● **Rows**:

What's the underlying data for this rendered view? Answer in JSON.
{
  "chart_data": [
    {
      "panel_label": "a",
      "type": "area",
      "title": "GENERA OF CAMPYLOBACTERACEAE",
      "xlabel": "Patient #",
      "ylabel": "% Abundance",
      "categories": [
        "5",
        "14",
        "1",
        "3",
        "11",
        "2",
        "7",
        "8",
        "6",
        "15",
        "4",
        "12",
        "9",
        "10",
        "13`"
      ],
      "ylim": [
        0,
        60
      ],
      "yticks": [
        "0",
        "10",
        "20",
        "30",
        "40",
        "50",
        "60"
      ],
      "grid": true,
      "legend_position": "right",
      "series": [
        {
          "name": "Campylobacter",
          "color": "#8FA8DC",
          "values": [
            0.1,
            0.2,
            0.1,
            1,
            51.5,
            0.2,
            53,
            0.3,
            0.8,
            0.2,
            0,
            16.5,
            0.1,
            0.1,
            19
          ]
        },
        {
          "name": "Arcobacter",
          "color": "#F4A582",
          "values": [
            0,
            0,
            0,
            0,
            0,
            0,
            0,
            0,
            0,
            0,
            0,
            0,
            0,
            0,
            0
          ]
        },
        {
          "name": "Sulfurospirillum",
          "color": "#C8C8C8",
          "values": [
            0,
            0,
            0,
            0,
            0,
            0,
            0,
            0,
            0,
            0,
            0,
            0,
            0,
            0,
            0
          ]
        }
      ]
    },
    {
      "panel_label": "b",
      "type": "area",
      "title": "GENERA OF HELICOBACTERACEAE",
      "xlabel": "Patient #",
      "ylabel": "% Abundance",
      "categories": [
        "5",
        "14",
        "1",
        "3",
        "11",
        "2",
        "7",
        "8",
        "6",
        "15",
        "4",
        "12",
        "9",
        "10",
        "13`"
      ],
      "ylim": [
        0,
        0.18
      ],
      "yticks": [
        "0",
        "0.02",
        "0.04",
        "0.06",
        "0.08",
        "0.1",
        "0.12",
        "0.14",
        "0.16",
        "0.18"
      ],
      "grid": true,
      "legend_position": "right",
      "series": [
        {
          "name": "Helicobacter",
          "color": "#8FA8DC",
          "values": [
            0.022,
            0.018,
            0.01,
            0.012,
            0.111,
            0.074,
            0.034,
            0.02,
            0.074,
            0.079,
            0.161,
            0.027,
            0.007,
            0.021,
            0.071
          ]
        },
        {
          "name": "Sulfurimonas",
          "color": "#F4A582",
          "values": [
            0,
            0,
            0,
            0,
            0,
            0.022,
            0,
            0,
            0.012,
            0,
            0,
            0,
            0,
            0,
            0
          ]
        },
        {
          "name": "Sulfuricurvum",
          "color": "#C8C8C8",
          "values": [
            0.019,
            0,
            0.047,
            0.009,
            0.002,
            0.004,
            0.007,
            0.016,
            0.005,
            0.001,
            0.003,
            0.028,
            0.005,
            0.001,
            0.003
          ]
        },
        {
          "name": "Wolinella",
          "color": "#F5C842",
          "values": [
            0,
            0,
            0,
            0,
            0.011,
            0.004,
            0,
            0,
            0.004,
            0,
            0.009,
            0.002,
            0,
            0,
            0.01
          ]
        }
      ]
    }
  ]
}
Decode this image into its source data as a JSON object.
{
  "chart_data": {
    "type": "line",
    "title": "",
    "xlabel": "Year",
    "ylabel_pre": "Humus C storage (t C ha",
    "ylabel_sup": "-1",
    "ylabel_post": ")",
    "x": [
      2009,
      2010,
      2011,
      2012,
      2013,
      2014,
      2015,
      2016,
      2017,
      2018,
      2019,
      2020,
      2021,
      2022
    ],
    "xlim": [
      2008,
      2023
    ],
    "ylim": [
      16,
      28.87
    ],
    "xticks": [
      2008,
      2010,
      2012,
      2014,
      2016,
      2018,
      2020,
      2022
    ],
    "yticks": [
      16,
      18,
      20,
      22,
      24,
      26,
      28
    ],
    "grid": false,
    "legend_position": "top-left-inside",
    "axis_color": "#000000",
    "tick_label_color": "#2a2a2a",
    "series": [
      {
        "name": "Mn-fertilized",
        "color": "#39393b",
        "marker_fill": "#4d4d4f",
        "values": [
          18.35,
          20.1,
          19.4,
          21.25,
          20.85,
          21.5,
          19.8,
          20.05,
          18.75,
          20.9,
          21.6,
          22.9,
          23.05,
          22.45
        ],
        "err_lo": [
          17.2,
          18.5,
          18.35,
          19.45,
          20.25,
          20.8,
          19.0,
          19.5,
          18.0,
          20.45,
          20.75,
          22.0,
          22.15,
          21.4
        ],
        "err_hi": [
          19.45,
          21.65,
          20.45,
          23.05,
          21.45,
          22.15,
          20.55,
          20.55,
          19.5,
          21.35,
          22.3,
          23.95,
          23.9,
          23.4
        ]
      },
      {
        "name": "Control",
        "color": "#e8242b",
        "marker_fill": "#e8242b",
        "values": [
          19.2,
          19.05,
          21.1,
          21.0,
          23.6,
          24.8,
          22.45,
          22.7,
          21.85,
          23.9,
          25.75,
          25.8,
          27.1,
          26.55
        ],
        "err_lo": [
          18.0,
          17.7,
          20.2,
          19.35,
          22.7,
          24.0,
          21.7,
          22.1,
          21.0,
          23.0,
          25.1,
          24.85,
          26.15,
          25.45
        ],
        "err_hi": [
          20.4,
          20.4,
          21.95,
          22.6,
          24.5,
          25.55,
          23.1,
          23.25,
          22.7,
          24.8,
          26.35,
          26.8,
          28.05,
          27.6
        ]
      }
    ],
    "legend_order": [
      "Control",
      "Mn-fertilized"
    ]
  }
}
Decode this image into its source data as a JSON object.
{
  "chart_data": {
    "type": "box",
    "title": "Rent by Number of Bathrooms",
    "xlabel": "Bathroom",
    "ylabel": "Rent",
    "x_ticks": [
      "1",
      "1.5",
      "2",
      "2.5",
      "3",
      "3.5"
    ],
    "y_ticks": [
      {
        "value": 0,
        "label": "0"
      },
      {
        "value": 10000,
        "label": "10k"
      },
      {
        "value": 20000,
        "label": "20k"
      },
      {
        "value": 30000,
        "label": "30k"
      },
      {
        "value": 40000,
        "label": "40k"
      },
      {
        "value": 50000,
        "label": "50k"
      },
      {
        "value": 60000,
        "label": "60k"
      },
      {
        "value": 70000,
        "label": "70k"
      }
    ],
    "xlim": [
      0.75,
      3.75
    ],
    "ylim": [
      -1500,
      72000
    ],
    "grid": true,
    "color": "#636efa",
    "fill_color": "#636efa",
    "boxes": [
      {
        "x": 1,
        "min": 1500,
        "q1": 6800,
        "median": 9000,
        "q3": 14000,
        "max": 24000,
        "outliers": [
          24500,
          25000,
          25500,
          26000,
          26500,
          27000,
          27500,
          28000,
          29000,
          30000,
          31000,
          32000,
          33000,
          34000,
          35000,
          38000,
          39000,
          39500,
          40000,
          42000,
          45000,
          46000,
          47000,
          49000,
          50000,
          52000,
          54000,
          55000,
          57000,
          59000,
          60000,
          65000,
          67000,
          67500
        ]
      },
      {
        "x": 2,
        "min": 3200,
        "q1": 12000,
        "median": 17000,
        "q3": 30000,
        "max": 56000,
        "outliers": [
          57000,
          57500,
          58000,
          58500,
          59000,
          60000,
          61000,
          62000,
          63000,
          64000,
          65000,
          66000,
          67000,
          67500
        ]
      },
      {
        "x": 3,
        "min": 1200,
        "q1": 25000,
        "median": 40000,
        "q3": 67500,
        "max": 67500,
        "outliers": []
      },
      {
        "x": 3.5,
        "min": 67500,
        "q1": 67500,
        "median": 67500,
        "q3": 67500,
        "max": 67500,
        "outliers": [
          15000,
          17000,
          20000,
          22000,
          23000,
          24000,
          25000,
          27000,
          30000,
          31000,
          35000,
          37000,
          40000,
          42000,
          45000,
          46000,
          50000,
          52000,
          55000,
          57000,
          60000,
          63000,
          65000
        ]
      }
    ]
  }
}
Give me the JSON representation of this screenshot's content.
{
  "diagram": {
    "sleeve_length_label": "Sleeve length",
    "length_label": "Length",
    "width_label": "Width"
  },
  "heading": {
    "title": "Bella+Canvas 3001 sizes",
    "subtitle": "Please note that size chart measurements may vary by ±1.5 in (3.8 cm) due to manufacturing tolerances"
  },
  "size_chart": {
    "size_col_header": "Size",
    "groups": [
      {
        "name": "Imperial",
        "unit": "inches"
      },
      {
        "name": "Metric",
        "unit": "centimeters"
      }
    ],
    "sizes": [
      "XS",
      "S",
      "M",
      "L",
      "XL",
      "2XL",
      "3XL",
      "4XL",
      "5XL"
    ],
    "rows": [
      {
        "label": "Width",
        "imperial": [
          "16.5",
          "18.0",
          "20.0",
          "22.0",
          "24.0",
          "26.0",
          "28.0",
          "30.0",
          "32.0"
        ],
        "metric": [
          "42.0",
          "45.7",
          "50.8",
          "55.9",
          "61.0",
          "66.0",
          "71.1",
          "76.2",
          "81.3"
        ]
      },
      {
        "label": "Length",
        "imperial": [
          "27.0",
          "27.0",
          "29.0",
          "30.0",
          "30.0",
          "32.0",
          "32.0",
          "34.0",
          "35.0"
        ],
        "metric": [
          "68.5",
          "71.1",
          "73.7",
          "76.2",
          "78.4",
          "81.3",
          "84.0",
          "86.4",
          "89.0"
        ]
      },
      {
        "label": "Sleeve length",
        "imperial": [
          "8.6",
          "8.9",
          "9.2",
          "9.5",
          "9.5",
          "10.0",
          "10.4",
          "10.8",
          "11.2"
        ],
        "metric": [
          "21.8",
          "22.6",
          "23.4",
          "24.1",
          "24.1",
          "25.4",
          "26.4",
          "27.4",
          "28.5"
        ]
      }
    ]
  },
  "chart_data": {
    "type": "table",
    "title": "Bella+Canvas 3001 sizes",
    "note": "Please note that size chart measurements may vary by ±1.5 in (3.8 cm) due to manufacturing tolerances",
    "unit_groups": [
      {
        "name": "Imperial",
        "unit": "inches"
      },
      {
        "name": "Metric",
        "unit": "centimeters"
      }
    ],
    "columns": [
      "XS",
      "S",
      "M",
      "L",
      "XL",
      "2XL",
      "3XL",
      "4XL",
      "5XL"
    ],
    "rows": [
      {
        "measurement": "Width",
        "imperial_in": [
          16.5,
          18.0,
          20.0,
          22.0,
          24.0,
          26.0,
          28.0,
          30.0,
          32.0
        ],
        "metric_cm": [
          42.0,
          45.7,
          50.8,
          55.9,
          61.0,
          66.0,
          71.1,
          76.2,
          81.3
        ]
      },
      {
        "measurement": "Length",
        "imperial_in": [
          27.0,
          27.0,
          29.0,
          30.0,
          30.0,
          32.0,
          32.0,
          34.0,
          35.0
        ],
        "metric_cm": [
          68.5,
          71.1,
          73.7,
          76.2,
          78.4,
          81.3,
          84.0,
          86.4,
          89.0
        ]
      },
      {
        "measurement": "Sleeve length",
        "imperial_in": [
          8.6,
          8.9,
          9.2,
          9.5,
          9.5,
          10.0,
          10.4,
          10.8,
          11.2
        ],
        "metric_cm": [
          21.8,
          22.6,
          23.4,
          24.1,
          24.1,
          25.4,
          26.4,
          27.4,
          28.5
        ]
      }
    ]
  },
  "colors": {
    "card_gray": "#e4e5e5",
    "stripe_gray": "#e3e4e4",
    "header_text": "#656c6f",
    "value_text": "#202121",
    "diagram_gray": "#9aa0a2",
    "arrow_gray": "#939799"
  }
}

● **What is needed**:
Extract all lines from the data in which "xlabel" is found.

● **Final result**:
      "xlabel": "Patient #",
      "xlabel": "Patient #",
    "xlabel": "Year",
    "xlabel": "Bathroom",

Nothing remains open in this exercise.